PROBLEM DETAILS >>
Transcribe the data in full and exactly, omitting any pictures.

STORED DATA >>
↓

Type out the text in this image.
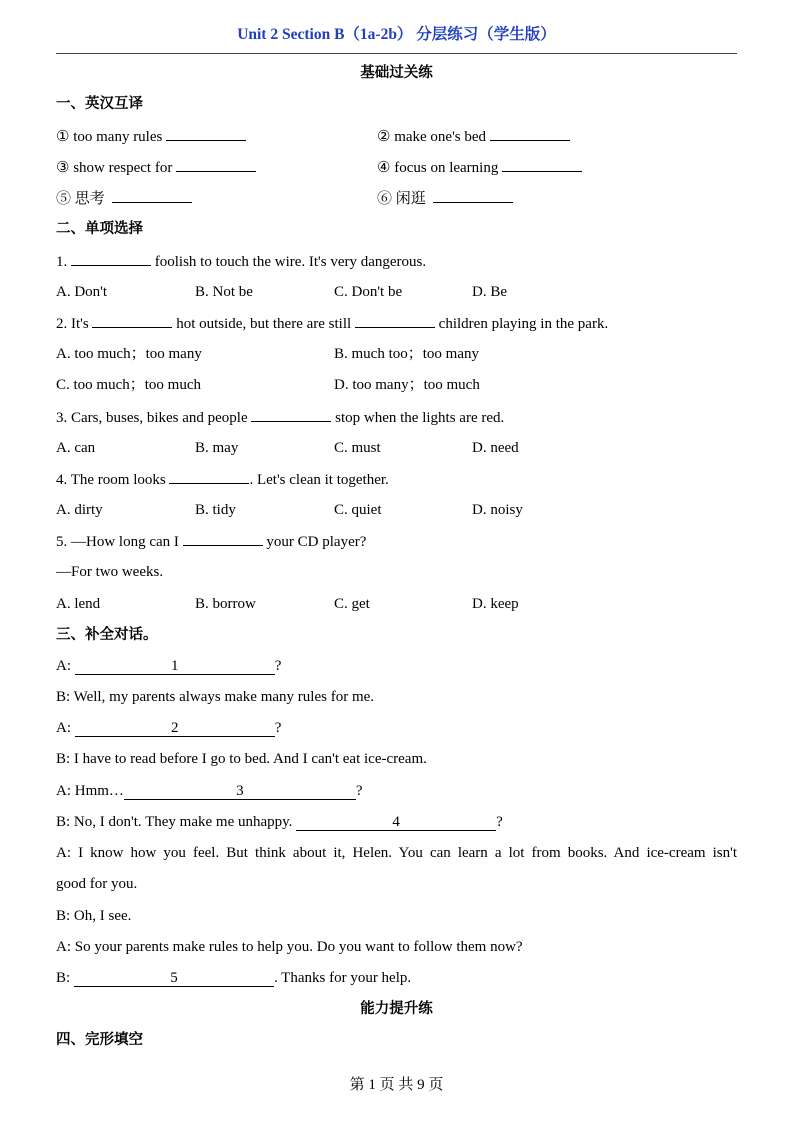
Unit 2 Section B（1a-2b） 分层练习（学生版）
基础过关练
一、英汉互译
① too many rules	② make one's bed
③ show respect for	④ focus on learning
⑤ 思考	⑥ 闲逛
二、单项选择
1.	foolish to touch the wire. It's very dangerous.
A. Don't	B. Not be	C. Don't be	D. Be
2. It's	hot outside, but there are still	children playing in the park.
A. too much；too many	B. much too；too many
C. too much；too much	D. too many；too much
3. Cars, buses, bikes and people	stop when the lights are red.
A. can	B. may	C. must	D. need
4. The room looks	. Let's clean it together.
A. dirty	B. tidy	C. quiet	D. noisy
5. —How long can I	your CD player?
—For two weeks.
A. lend	B. borrow	C. get	D. keep
三、补全对话。
A:	1	?
B: Well, my parents always make many rules for me.
A:	2	?
B: I have to read before I go to bed. And I can't eat ice-cream.
A: Hmm…	3	?
B: No, I don't. They make me unhappy.	4	?
A: I know how you feel. But think about it, Helen. You can learn a lot from books. And ice-cream isn't
good for you.
B: Oh, I see.
A: So your parents make rules to help you. Do you want to follow them now?
B:	5	. Thanks for your help.
能力提升练
四、完形填空
第 1 页 共 9 页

↑

FULL ANSWER >>
Type out the text in this image.
Unit 2 Section B（1a-2b） 分层练习（学生版）
基础过关练
一、英汉互译
① too many rules	② make one's bed
③ show respect for	④ focus on learning
⑤ 思考	⑥ 闲逛
二、单项选择
1.	foolish to touch the wire. It's very dangerous.
A. Don't	B. Not be	C. Don't be	D. Be
2. It's	hot outside, but there are still	children playing in the park.
A. too much；too many	B. much too；too many
C. too much；too much	D. too many；too much
3. Cars, buses, bikes and people	stop when the lights are red.
A. can	B. may	C. must	D. need
4. The room looks	. Let's clean it together.
A. dirty	B. tidy	C. quiet	D. noisy
5. —How long can I	your CD player?
—For two weeks.
A. lend	B. borrow	C. get	D. keep
三、补全对话。
A:	1	?
B: Well, my parents always make many rules for me.
A:	2	?
B: I have to read before I go to bed. And I can't eat ice-cream.
A: Hmm…	3	?
B: No, I don't. They make me unhappy.	4	?
A: I know how you feel. But think about it, Helen. You can learn a lot from books. And ice-cream isn't
good for you.
B: Oh, I see.
A: So your parents make rules to help you. Do you want to follow them now?
B:	5	. Thanks for your help.
能力提升练
四、完形填空
第 1 页 共 9 页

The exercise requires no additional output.